> _CHALLENGES_
A – In the Elves' Hill article, who wrote the overture and incidental music for the play?
B – Reproduce a part of the Elves' Hill article word for word, starting at "Elves' Hill (Elverhøj)" and ending at "unravels the mystery.".
C – List every person named in the Elves' Hill article.

> _SELECTION_
==========

- Original language: Danish
- Written by: Johan Ludvig Heiberg
- Genre: Comedy
- Setting: Stevns

Premiere
- Date: 6 November 1828

= Elves' Hill =

1828 comedy play by Johan Ludvig Heiberg

Elves' Hill (Elverhøj) is a comedy by Johan Ludvig Heiberg, with overture and incidental music by Friedrich Kuhlau (Op. 100), which is considered the first Danish national play.

==History==
Elves' Hill was commissioned by Frederik VI for the wedding of his daughter Vilhelmine Marie and Frederik Carl Christian (later Frederik VII) and premiered on 6 November 1828, 5 days after the wedding. Since the premiere, the play has been performed more than 1,000 times at the Royal Danish Theatre.

==Story==
The work incorporated both the texts and melodies of two traditional ballad pieces featuring folklore about the Elven king. Heiberg localized the legend of the Elven king to Stevns. To these, the motif element of the swapped children was added. King Christian IV is cast as a sort of detective, who unravels the mystery.

==========

> _Element location data_
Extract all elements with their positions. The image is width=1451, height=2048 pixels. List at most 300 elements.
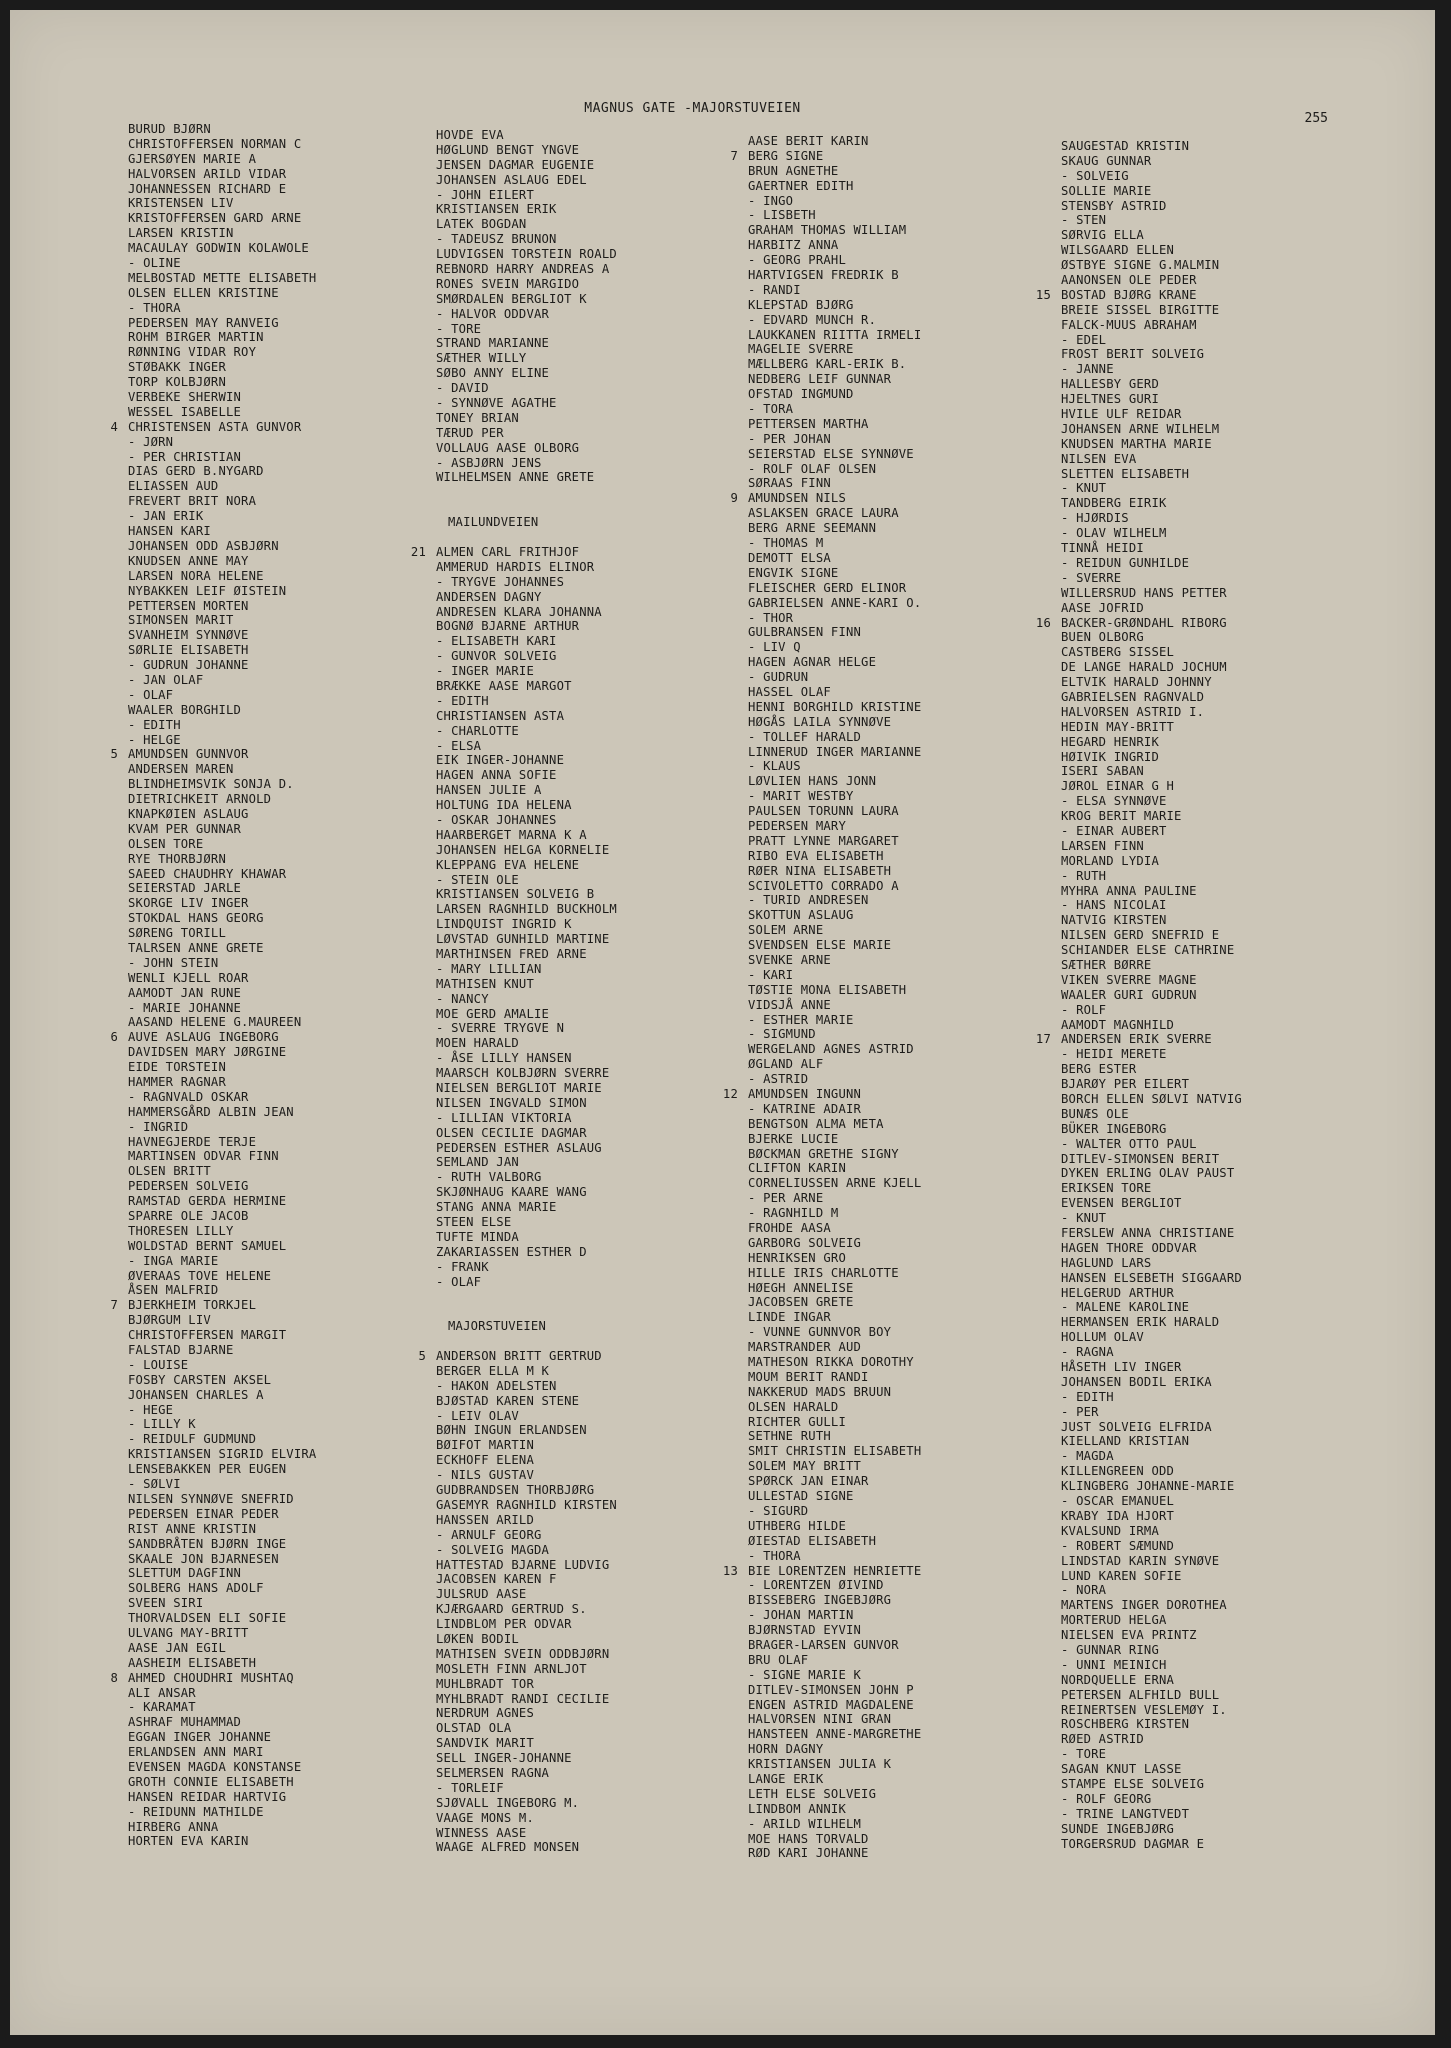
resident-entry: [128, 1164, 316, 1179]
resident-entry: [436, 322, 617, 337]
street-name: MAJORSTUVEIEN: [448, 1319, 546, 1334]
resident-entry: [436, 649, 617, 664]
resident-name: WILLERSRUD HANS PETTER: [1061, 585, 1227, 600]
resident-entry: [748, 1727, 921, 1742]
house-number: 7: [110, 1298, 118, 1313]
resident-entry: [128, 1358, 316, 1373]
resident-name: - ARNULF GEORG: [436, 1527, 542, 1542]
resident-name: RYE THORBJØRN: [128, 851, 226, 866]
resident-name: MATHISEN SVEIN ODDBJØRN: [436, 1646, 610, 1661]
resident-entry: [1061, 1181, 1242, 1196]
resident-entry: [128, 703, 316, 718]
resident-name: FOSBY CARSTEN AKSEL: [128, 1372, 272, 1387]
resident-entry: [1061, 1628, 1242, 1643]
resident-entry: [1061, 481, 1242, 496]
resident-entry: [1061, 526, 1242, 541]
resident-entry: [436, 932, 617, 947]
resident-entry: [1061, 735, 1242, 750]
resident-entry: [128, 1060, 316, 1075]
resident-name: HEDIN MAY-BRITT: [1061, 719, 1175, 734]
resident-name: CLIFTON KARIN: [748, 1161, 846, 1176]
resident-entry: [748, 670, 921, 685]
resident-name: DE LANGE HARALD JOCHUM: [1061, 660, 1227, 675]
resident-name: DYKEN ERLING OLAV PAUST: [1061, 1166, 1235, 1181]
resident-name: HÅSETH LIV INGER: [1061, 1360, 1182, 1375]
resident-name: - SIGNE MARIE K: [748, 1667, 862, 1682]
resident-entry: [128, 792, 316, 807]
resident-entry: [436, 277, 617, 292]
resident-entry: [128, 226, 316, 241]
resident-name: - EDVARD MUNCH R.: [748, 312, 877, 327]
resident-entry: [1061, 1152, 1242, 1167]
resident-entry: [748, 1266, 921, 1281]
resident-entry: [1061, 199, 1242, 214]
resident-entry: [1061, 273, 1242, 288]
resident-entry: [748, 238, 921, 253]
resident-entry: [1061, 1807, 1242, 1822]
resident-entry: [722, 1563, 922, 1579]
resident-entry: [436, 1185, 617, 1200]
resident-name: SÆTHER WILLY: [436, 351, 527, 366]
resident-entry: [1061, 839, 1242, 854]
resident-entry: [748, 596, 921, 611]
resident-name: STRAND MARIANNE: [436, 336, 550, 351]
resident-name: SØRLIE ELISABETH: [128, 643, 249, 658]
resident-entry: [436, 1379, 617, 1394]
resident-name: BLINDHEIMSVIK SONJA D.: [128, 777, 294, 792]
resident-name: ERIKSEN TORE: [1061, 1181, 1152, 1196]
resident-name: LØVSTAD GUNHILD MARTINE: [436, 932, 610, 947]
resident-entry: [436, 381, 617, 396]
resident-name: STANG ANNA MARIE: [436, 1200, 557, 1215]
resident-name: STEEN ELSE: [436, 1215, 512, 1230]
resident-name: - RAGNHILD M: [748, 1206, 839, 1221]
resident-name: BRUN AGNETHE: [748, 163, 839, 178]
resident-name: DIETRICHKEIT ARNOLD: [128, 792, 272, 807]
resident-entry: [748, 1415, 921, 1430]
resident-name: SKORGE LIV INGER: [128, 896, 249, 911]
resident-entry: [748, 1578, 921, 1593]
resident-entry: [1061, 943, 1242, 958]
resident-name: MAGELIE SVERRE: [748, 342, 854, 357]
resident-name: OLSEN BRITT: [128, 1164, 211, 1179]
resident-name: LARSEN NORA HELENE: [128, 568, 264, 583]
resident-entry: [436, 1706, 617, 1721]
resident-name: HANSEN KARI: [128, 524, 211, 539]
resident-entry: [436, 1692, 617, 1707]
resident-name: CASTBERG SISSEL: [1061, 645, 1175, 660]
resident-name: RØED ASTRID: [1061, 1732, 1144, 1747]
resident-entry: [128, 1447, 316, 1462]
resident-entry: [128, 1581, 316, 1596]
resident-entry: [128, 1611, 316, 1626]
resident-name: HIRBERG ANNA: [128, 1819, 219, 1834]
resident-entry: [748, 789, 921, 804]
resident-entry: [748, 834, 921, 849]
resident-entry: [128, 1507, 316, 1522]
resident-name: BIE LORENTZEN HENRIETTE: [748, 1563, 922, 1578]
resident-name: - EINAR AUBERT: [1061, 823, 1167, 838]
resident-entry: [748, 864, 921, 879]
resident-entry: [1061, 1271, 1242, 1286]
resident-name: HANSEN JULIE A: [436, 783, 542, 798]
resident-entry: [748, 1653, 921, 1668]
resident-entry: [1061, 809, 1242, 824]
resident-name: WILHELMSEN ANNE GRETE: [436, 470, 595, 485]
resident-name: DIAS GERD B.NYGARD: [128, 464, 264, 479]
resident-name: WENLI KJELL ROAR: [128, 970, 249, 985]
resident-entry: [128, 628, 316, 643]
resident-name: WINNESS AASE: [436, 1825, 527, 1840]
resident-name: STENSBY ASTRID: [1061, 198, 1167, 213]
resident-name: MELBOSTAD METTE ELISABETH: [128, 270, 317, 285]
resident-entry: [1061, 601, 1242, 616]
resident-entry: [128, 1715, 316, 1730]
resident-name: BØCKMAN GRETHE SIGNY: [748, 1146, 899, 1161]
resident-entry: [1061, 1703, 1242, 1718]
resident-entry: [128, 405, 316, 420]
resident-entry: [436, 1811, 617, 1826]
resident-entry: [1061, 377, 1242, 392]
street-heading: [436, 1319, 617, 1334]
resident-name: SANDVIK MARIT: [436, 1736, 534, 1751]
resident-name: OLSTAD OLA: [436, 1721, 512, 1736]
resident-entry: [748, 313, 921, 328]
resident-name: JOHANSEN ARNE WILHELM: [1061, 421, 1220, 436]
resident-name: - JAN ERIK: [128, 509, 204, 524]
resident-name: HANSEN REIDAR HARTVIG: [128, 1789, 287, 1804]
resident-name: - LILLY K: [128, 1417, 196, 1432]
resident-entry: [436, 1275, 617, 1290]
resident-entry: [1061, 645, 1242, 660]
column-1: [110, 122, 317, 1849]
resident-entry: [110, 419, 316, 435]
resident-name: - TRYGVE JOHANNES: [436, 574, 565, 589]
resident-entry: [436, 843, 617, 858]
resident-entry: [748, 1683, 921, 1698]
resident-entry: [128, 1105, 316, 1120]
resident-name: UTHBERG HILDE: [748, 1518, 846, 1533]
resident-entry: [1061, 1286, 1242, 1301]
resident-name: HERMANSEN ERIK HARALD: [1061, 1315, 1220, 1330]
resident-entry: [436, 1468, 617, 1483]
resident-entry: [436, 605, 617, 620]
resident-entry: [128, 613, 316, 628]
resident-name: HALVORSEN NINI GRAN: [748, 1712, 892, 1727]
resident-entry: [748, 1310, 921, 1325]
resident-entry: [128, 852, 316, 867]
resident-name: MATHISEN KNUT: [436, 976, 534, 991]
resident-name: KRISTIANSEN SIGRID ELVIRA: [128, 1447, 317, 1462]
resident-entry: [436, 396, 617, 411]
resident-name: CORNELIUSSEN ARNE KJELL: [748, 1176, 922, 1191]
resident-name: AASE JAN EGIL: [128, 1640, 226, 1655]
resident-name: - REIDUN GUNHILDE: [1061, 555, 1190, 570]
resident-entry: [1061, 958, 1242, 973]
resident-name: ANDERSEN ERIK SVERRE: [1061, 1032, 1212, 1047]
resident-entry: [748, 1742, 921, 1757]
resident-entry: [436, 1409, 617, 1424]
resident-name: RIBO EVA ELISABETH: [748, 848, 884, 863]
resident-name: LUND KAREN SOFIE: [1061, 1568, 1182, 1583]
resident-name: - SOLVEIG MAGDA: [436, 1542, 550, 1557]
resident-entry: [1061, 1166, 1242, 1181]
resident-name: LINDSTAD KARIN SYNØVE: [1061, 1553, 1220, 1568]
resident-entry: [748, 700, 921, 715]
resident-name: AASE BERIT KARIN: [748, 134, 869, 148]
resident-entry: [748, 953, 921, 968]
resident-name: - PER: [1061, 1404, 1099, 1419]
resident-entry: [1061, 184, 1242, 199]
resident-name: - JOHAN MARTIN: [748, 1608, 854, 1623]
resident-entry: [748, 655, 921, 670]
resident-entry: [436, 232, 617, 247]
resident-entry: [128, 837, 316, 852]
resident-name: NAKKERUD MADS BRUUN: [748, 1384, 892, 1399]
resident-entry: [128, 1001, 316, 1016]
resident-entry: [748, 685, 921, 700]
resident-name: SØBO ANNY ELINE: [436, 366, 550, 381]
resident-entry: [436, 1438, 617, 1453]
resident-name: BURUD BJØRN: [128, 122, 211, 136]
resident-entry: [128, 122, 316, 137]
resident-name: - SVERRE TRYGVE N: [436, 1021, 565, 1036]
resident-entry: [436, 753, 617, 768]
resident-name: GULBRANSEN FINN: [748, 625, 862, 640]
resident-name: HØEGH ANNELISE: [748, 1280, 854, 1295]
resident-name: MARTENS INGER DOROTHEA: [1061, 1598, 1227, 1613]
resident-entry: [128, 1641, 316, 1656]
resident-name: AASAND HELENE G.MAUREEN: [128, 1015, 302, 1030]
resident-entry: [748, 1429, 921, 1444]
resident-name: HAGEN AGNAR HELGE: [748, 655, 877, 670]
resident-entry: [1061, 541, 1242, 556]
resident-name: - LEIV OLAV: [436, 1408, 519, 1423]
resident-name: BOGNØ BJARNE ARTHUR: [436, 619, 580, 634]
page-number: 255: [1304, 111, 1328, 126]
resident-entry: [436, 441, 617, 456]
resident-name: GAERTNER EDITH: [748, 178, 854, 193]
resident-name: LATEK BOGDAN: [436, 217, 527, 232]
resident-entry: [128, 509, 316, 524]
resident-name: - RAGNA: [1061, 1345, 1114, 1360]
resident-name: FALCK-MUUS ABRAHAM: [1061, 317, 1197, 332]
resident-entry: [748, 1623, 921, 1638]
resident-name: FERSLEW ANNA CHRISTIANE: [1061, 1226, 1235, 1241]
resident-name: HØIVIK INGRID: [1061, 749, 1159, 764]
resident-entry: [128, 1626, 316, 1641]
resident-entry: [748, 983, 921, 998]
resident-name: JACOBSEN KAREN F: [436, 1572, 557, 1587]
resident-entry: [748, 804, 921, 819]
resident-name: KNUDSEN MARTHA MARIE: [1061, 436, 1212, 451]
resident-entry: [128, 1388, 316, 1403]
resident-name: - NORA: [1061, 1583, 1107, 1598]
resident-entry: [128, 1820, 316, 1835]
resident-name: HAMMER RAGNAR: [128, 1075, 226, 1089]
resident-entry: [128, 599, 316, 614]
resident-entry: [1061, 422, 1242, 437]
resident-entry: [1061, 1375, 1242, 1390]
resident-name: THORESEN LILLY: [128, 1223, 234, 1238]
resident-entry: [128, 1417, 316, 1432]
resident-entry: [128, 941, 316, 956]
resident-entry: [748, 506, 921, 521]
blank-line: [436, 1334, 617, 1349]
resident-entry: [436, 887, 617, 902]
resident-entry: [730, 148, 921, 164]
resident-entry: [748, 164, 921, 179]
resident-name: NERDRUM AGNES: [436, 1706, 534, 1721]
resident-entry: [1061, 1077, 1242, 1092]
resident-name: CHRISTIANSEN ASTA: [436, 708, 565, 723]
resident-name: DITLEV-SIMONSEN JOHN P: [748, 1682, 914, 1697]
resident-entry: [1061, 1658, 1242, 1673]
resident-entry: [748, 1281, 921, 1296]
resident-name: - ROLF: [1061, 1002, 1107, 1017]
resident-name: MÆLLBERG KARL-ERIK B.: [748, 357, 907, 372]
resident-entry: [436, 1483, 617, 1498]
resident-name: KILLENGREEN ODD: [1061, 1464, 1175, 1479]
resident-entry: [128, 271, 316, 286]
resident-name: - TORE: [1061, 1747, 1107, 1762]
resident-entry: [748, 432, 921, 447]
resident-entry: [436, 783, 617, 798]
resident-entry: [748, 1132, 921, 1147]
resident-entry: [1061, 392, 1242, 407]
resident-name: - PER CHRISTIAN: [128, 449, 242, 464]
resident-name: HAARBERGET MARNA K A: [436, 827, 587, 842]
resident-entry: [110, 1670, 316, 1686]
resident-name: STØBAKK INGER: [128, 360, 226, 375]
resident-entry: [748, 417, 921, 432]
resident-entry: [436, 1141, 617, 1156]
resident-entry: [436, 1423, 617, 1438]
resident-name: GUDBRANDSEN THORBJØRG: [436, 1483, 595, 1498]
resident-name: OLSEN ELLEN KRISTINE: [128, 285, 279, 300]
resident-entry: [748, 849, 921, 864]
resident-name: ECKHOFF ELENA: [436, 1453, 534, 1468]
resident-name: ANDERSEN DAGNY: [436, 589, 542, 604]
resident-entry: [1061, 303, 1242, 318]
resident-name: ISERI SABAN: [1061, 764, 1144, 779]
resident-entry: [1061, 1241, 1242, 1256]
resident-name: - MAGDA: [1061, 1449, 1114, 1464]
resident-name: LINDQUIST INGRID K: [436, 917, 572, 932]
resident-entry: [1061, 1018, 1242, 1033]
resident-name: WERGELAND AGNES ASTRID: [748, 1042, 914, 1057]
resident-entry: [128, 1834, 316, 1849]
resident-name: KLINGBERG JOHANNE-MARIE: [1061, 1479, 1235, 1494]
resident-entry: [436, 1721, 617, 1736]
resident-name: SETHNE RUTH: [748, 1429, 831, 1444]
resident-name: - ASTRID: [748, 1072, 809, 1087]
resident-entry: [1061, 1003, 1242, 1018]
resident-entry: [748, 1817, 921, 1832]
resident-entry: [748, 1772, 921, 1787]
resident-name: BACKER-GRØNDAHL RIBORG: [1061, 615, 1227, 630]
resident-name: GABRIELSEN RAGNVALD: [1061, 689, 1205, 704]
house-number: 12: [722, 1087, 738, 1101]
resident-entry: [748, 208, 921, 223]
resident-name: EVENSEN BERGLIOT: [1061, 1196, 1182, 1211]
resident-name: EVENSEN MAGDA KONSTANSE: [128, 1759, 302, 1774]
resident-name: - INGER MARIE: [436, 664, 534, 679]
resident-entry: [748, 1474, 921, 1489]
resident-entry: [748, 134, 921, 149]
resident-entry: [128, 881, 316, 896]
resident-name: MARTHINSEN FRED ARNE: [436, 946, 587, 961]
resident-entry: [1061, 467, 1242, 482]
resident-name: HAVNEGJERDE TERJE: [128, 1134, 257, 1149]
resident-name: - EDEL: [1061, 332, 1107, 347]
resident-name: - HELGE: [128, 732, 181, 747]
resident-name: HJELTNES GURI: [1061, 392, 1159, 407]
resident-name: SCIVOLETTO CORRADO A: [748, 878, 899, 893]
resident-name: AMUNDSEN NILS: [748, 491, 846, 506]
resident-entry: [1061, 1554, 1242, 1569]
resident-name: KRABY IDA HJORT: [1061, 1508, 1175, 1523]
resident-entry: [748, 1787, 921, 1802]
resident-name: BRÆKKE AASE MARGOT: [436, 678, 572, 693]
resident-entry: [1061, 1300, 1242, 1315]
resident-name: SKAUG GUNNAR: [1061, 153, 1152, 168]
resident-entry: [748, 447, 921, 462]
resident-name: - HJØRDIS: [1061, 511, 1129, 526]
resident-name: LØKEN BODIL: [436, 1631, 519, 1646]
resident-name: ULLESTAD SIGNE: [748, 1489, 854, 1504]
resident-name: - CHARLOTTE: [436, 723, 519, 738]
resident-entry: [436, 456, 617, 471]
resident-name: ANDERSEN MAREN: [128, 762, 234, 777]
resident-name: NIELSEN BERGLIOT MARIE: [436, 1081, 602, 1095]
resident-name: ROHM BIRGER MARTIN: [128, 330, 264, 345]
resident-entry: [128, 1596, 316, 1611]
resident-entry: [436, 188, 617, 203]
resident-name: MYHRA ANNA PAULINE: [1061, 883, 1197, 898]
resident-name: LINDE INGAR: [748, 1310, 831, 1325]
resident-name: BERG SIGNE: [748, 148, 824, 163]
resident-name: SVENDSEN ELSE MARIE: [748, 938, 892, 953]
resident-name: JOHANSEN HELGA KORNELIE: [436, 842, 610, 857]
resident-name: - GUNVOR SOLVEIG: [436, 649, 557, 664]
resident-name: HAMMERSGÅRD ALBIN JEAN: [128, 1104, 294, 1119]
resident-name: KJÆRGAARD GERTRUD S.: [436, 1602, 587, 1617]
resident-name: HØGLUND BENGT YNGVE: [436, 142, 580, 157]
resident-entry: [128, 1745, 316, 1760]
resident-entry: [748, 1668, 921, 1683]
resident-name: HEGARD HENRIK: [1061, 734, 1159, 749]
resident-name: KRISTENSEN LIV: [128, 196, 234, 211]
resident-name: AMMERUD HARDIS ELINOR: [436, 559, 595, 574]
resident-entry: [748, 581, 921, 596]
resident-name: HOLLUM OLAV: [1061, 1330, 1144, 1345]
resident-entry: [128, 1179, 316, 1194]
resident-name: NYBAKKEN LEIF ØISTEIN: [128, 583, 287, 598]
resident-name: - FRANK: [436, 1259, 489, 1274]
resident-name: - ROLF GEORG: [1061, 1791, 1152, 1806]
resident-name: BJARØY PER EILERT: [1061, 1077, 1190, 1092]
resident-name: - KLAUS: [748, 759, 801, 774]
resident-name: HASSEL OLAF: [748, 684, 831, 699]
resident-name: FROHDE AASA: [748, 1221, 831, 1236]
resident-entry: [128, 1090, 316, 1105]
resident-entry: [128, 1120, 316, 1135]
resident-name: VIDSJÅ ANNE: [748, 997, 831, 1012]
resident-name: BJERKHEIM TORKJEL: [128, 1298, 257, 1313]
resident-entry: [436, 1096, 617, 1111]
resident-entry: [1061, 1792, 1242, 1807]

==========

> _TASK-BY-TASK SOLUTIONS_
A – Friedrich Kuhlau

B –
Elves' Hill (Elverhøj) is a comedy by Johan Ludvig Heiberg, with overture and incidental music by Friedrich Kuhlau (Op. 100), which is considered the first Danish national play.

==History==
Elves' Hill was commissioned by Frederik VI for the wedding of his daughter Vilhelmine Marie and Frederik Carl Christian (later Frederik VII) and premiered on 6 November 1828, 5 days after the wedding. Since the premiere, the play has been performed more than 1,000 times at the Royal Danish Theatre.

==Story==
The work incorporated both the texts and melodies of two traditional ballad pieces featuring folklore about the Elven king. Heiberg localized the legend of the Elven king to Stevns. To these, the motif element of the swapped children was added. King Christian IV is cast as a sort of detective, who unravels the mystery.

C –
Johan Ludvig Heiberg
Friedrich Kuhlau
Frederik VI
Vilhelmine Marie
Frederik Carl Christian (later Frederik VII)
Christian IV